BEGIN AVAILABLE DATA

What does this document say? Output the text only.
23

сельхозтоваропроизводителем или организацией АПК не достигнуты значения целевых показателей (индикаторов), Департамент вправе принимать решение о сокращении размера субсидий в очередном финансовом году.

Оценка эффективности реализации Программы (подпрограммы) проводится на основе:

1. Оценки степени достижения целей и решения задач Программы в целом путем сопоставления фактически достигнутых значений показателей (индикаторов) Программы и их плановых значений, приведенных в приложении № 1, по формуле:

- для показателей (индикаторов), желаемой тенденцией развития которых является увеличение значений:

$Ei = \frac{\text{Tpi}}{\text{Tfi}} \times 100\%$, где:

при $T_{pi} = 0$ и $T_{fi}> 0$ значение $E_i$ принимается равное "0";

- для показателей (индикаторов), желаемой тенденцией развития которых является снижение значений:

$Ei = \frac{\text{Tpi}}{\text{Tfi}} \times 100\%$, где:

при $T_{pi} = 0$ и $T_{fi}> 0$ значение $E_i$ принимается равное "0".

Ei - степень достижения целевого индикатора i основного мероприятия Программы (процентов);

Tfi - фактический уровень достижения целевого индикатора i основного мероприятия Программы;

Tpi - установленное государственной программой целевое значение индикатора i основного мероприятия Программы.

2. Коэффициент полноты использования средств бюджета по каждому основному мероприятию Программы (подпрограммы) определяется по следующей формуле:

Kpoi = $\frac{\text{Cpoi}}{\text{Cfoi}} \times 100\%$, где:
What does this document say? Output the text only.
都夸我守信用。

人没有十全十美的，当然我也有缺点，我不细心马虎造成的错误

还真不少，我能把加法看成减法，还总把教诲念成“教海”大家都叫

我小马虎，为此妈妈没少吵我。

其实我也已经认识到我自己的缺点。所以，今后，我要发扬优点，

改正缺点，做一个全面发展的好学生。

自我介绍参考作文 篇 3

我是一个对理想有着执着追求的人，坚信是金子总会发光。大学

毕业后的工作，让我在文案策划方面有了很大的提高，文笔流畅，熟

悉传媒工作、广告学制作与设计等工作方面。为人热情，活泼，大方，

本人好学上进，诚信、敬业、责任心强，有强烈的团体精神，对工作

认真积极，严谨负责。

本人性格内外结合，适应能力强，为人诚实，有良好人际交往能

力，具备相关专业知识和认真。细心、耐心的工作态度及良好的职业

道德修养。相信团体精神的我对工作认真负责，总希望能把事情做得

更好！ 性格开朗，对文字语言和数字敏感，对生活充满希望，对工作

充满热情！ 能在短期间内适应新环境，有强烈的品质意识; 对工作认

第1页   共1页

END AVAILABLE DATA

### TASK TO CARRY OUT
Give only the count of lines in which the string "значений" appears.

### ANSWER TO THIS TASK
3